Scan the data for "concentrations" and copy the lines it appears in.

◆ ◆ ◆

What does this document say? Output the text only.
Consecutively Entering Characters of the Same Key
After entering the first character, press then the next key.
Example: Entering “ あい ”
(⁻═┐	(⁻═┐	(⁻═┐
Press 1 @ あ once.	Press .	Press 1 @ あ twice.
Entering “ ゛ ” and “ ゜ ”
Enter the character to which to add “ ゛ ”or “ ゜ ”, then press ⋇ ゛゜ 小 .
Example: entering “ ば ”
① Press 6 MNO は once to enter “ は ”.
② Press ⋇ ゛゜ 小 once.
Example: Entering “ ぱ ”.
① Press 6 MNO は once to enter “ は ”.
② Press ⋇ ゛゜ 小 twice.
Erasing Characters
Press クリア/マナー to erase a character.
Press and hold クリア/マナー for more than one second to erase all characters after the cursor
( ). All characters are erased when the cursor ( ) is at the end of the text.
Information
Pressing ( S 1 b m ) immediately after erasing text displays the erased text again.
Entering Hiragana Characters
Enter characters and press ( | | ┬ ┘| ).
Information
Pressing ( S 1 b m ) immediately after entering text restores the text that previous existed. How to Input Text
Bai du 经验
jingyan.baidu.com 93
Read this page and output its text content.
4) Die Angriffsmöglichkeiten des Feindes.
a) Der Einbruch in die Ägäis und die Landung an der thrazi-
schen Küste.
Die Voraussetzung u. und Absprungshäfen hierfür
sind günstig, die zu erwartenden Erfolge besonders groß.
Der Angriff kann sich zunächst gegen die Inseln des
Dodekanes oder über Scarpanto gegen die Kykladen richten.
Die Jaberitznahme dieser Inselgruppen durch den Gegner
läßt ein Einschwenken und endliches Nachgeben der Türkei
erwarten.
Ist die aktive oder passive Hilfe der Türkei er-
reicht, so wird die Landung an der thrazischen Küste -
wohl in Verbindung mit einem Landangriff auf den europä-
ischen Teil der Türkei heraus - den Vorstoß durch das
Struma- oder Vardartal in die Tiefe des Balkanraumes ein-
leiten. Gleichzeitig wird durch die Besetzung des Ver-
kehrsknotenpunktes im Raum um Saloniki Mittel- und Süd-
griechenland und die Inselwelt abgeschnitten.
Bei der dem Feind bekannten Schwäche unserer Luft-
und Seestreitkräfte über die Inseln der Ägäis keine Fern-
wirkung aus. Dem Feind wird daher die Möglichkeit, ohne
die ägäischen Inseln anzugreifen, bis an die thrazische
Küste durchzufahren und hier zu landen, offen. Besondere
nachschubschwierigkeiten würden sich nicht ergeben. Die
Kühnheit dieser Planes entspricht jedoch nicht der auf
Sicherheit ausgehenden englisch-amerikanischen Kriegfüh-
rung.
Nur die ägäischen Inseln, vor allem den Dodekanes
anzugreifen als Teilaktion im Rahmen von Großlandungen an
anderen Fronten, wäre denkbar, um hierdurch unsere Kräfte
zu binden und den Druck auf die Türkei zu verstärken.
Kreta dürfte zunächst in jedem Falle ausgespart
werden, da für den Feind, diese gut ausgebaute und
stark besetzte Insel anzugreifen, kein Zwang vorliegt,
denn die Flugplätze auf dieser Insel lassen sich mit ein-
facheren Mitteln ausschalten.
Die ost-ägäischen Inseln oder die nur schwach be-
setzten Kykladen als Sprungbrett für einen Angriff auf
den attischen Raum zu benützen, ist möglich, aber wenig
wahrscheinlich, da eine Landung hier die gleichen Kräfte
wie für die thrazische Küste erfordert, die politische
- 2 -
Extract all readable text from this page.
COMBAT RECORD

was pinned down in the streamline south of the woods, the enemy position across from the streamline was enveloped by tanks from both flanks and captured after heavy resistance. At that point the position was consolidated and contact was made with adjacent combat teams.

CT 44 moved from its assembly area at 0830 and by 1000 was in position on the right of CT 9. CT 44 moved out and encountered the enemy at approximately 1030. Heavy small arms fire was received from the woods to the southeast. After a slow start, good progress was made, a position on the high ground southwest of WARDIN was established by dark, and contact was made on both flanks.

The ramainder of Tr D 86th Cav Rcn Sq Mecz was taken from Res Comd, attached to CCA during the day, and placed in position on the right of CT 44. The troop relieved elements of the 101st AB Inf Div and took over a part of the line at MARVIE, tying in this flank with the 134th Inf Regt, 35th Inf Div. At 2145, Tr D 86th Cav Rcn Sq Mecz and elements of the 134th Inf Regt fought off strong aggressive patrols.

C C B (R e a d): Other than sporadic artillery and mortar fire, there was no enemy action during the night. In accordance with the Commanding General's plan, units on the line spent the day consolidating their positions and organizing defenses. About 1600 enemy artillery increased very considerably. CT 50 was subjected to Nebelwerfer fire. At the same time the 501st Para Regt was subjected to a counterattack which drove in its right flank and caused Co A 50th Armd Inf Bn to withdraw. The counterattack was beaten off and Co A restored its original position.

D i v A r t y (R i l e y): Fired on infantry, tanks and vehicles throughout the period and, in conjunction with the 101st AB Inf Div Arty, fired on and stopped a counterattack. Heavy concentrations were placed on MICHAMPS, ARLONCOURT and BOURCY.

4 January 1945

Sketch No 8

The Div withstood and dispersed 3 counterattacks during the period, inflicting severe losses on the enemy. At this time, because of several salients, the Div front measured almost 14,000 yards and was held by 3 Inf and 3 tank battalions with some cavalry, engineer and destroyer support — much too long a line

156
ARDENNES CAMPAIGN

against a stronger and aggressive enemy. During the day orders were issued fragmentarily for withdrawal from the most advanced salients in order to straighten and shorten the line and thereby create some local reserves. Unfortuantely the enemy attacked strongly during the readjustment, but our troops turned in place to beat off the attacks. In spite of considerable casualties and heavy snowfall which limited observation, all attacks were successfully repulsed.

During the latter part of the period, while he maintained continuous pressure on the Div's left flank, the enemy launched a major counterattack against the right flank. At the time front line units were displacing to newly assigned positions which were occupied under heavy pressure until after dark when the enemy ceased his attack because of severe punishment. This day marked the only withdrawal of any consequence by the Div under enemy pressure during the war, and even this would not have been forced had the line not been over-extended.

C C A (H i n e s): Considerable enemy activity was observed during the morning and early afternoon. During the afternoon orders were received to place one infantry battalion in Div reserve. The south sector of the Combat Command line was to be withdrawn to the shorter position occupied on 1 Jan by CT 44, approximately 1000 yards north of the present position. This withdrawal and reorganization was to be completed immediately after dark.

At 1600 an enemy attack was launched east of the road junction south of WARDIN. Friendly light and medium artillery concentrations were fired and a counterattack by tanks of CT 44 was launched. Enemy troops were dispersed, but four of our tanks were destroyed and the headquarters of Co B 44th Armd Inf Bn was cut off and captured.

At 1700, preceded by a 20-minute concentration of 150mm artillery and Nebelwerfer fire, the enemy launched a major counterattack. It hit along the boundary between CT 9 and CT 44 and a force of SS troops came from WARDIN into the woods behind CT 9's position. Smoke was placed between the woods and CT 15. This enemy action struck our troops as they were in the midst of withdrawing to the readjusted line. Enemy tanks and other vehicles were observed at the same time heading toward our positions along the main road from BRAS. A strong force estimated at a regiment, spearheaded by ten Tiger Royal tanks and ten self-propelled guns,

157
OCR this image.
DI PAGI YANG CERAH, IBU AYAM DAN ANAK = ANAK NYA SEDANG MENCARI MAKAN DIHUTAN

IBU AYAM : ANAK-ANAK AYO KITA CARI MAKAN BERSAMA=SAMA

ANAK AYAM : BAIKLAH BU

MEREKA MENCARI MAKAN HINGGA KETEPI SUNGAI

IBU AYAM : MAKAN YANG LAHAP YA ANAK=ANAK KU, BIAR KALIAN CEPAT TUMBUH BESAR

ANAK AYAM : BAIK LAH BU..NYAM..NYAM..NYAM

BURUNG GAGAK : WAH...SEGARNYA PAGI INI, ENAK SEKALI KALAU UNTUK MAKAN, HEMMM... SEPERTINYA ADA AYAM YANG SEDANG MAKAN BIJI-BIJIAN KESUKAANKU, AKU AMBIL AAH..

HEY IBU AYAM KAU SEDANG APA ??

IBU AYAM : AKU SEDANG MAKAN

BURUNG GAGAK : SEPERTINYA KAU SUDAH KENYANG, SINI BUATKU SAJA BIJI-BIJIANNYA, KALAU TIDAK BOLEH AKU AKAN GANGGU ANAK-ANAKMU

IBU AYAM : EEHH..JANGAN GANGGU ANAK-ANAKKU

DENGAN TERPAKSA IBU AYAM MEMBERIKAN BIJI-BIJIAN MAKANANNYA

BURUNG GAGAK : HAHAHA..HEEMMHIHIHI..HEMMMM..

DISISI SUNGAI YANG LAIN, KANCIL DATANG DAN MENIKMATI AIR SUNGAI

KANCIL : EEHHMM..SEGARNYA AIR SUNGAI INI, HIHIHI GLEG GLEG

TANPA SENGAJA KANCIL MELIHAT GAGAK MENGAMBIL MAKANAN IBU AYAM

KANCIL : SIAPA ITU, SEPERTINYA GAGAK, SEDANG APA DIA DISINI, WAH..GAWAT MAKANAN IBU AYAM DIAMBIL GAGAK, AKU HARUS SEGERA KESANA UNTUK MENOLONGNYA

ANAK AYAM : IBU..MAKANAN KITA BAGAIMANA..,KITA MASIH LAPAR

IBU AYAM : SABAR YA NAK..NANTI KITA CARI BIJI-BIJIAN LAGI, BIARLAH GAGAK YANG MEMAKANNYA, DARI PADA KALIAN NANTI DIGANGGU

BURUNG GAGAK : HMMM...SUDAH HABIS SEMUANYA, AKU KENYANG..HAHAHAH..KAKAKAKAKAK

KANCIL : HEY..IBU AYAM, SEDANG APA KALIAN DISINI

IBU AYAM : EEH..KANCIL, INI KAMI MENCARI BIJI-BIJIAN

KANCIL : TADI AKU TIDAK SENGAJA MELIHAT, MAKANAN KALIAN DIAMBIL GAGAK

◆ ◆ ◆

Answer to this task —
D i v A r t y (R i l e y): Fired on infantry, tanks and vehicles throughout the period and, in conjunction with the 101st AB Inf Div Arty, fired on and stopped a counterattack. Heavy concentrations were placed on MICHAMPS, ARLONCOURT and BOURCY.
At 1600 an enemy attack was launched east of the road junction south of WARDIN. Friendly light and medium artillery concentrations were fired and a counterattack by tanks of CT 44 was launched. Enemy troops were dispersed, but four of our tanks were destroyed and the headquarters of Co B 44th Armd Inf Bn was cut off and captured.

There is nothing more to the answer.